▶ _Texte_
Tome 1 : La Nef Céleste
J’ai acquis ce livre aux Imaginales, suite à une conférence dans laquelle intervenait Alexis Flamand, sur le thème de l’humour dans la littérature de l’imaginaire. C’est un premier tome d’une trilogie éditée par Leha, reprenant l’intégrale des 5 différents tomes déjà parus précédemment aux éditions de L’Homme Sans Nom. Les deux autres tomes sont déjà édités, on peut donc enchaîner si on veut dès qu’un livre est terminé sans avoir à attendre des années, c’est toujours un bon point. L’illustration de couverture est très belle comme sur les autres livres de cet éditeur, elle représente la cité de Ker Fresnel.
L’amorce du roman sort déjà largement du cadre habituel d’un livre de fantasy : un mage enquêteur du royaume de Mehnzota, Jonas Alamander, se voit dans l’obligation de quitter sa maison suite à l’ordre de destruction de celle-ci par le royaume voisin de Kung-Bohr, qui vient d’acquérir la parcelle sur laquelle elle se trouve, mais notre bon mage souhaite porter réclamation pour faire annuler la procédure… Il se retrouve donc embarqué dans un voyage qui va le conduire dans la capitale du royaume de Kung-Bohr, Ker Fresnel, en compagnie de son animaldémon de compagnie nommé Retzel. Après un voyage mouvementé à dos de créatures que n’aurait pas reniées Lovecraft, Alamander se trouve dans la capitale pour enquêter sur un assassinat des plus étranges, assassinat dont les visées remontent jusqu’au plus haut de l’état et sur l’origine même de la cité. Voilà pour l’amorce.
En parallèle de cette histoire, on suit tous les 2 ou 3 chapitres la création d’une guilde / école d’assassins implacables, les Tsangs, par un jeune fils de paysans du nom de Maek. On se demande d’abord le lien, puis vite on comprend que les 2 histoires seront liées à plus ou moins longue échéance, bien que se déroulant géographiquement pas du tout au même endroit et que la fondation de l’école a lieu 1.000 ans avant les aventures d’Alamander.

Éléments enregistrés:
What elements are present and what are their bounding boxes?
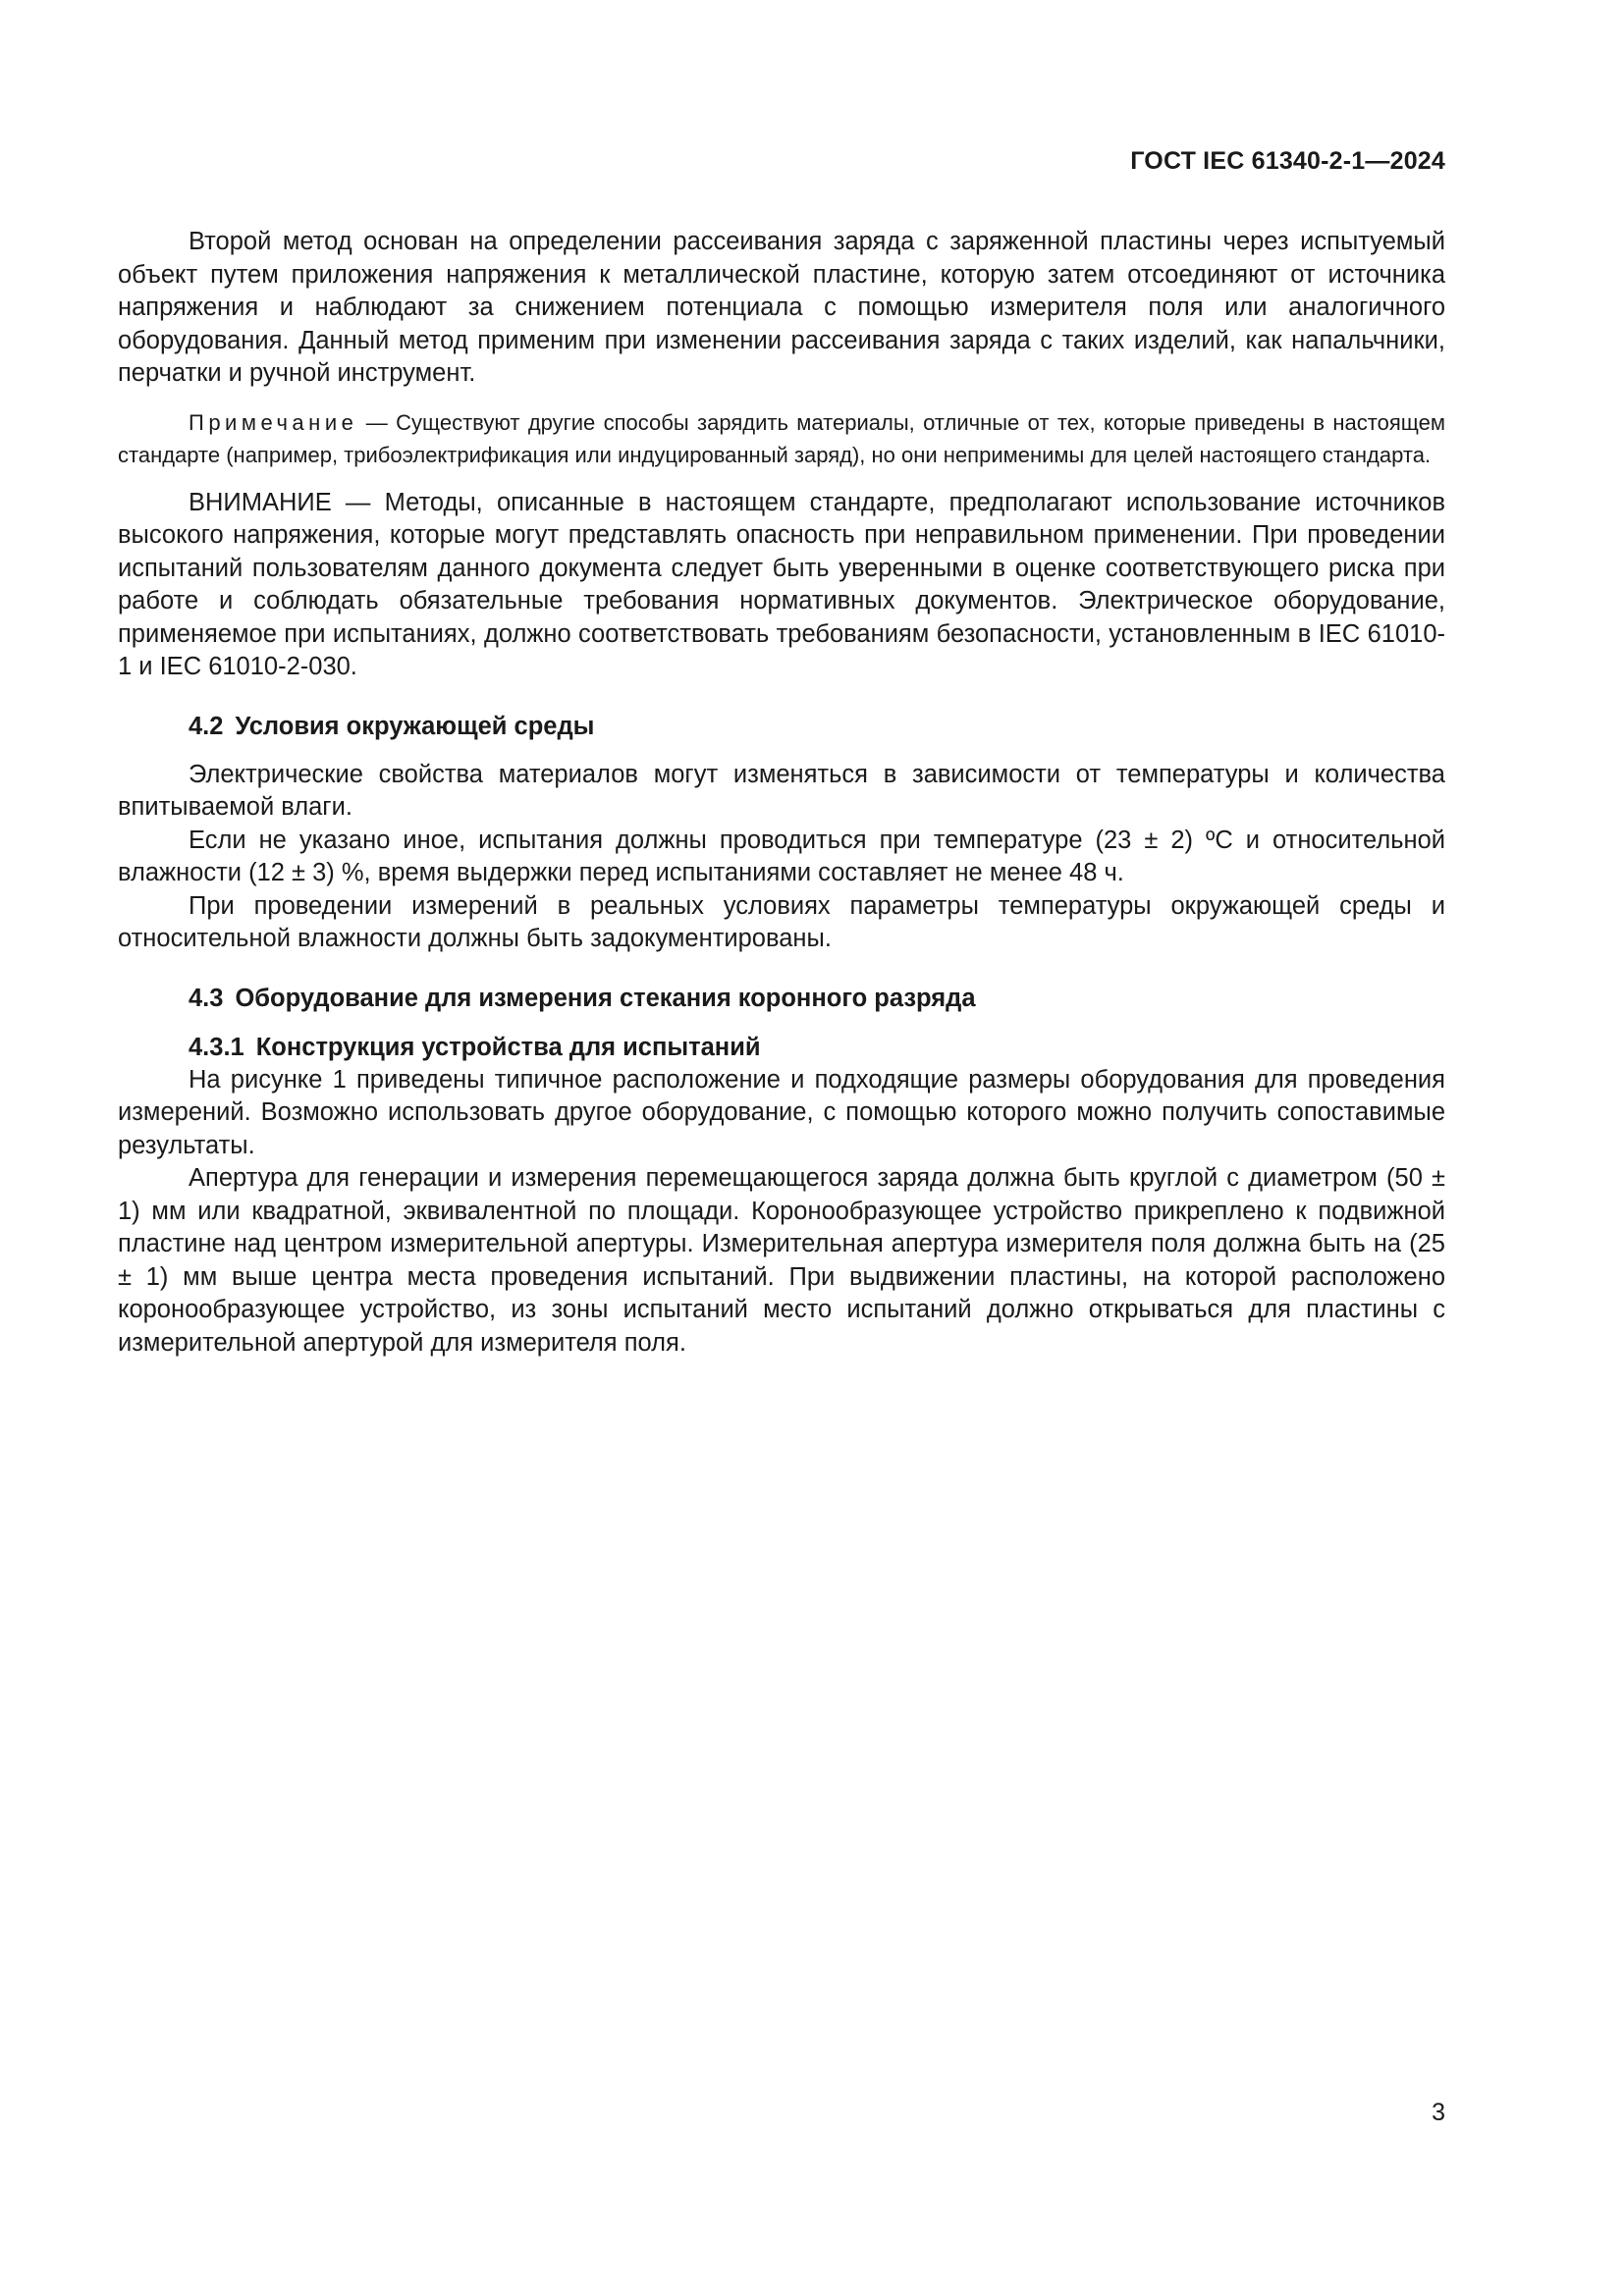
paragraph-4-3-1-1: На рисунке 1 приведены типичное расположение и подходящие размеры оборудования для проведения измерений. Возможно использовать другое оборудование, с помощью которого можно получить сопоставимые результаты.	[118, 1065, 1445, 1159]
section-title: Конструкция устройства для испытаний	[255, 1033, 761, 1061]
paragraph-second-method: Второй метод основан на определении рассеивания заряда с заряженной пластины через испытуемый объект путем приложения напряжения к металлической пластине, которую затем отсоединяют от источника напряжения и наблюдают за снижением потенциала с помощью измерителя поля или аналогичного оборудования. Данный метод применим при изменении рассеивания заряда с таких изделий, как напальчники, перчатки и ручной инструмент.	[118, 228, 1445, 387]
section-title: Условия окружающей среды	[235, 712, 595, 740]
section-heading-4-2	[118, 710, 1445, 743]
section-title: Оборудование для измерения стекания коронного разряда	[235, 984, 976, 1012]
document-id-header: ГОСТ IEC 61340-2-1—2024	[1130, 147, 1445, 175]
document-body	[118, 226, 1445, 1360]
paragraph-4-2-3: При проведении измерений в реальных условиях параметры температуры окружающей среды и относительной влажности должны быть задокументированы.	[118, 891, 1445, 952]
paragraph-4-2-1: Электрические свойства материалов могут изменяться в зависимости от температуры и количества впитываемой влаги.	[118, 760, 1445, 821]
section-number: 4.3.1	[189, 1033, 244, 1061]
page-number: 3	[1432, 2099, 1445, 2126]
section-number: 4.2	[189, 712, 224, 740]
paragraph-4-2-2: Если не указано иное, испытания должны проводиться при температуре (23 ± 2) ºС и относительной влажности (12 ± 3) %, время выдержки перед испытаниями составляет не менее 48 ч.	[118, 826, 1445, 886]
paragraph-warning: ВНИМАНИЕ — Методы, описанные в настоящем стандарте, предполагают использование источников высокого напряжения, которые могут представлять опасность при неправильном применении. При проведении испытаний пользователям данного документа следует быть уверенными в оценке соответствующего риска при работе и соблюдать обязательные требования нормативных документов. Электрическое оборудование, применяемое при испытаниях, должно соответствовать требованиям безопасности, установленным в IEC 61010-1 и IEC 61010-2-030.	[118, 488, 1445, 680]
section-heading-4-3	[118, 982, 1445, 1015]
section-heading-4-3-1	[118, 1031, 1445, 1064]
note-text: — Существуют другие способы зарядить материалы, отличные от тех, которые приведены в настоящем стандарте (например, трибоэлектрификация или индуцированный заряд), но они неприменимы для целей настоящего стандарта.	[118, 409, 1445, 467]
note	[118, 406, 1445, 471]
section-number: 4.3	[189, 984, 224, 1012]
paragraph-4-3-1-2: Апертура для генерации и измерения перемещающегося заряда должна быть круглой с диаметром (50 ± 1) мм или квадратной, эквивалентной по площади. Коронообразующее устройство прикреплено к подвижной пластине над центром измерительной апертуры. Измерительная апертура измерителя поля должна быть на (25 ± 1) мм выше центра места проведения испытаний. При выдвижении пластины, на которой расположено коронообразующее устройство, из зоны испытаний место испытаний должно открываться для пластины с измерительной апертурой для измерителя поля.	[118, 1164, 1445, 1357]
note-label: Примечание	[189, 409, 358, 435]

▶ _À faire_
**1)** Les affirmations suivantes concordent-elles avec la critique ? (a) Le livre a été acheté aux Imaginales. (b) Les deux autres tomes de la trilogie restent à paraître. (c) La fondation de l'école des Tsangs a lieu 1 000 ans avant les aventures d'Alamander. Pour chacune, répondez par oui ou non et citez à l'identique les mots de la critique qui tranchent.
**2)** Pouvez-vous réécrire sous forme de liste JSON de chaînes, une chaîne par ligne et sans les lignes vides, le passage du relevé allant de la ligne qui contient « paragraph-4-3-1-1: На рисунке » jusqu'à celle qui contient « 712, 224, 740] », ces deux lignes incluses ?
La critique et les lignes du relevé proviennent de sources distinctes.

▶ _Réponses par consigne_
**1)**
(a) Oui : « J’ai acquis ce livre aux Imaginales »
(b) Non : « Les deux autres tomes sont déjà édités »
(c) Oui : « la fondation de l’école a lieu 1.000 ans avant les aventures d’Alamander »

**2)**
[
  "paragraph-4-3-1-1: На рисунке 1 приведены типичное расположение и подходящие размеры оборудования для проведения измерений. Возможно использовать другое оборудование, с помощью которого можно получить сопоставимые результаты.\t[118, 1065, 1445, 1159]",
  "section-title: Конструкция устройства для испытаний\t[255, 1033, 761, 1061]",
  "paragraph-second-method: Второй метод основан на определении рассеивания заряда с заряженной пластины через испытуемый объект путем приложения напряжения к металлической пластине, которую затем отсоединяют от источника напряжения и наблюдают за снижением потенциала с помощью измерителя поля или аналогичного оборудования. Данный метод применим при изменении рассеивания заряда с таких изделий, как напальчники, перчатки и ручной инструмент.\t[118, 228, 1445, 387]",
  "section-title: Условия окружающей среды\t[235, 712, 595, 740]",
  "section-heading-4-2\t[118, 710, 1445, 743]",
  "section-title: Оборудование для измерения стекания коронного разряда\t[235, 984, 976, 1012]",
  "document-id-header: ГОСТ IEC 61340-2-1—2024\t[1130, 147, 1445, 175]",
  "document-body\t[118, 226, 1445, 1360]",
  "paragraph-4-2-3: При проведении измерений в реальных условиях параметры температуры окружающей среды и относительной влажности должны быть задокументированы.\t[118, 891, 1445, 952]",
  "paragraph-4-2-1: Электрические свойства материалов могут изменяться в зависимости от температуры и количества впитываемой влаги.\t[118, 760, 1445, 821]",
  "section-number: 4.3.1\t[189, 1033, 244, 1061]",
  "page-number: 3\t[1432, 2099, 1445, 2126]",
  "section-number: 4.2\t[189, 712, 224, 740]"
]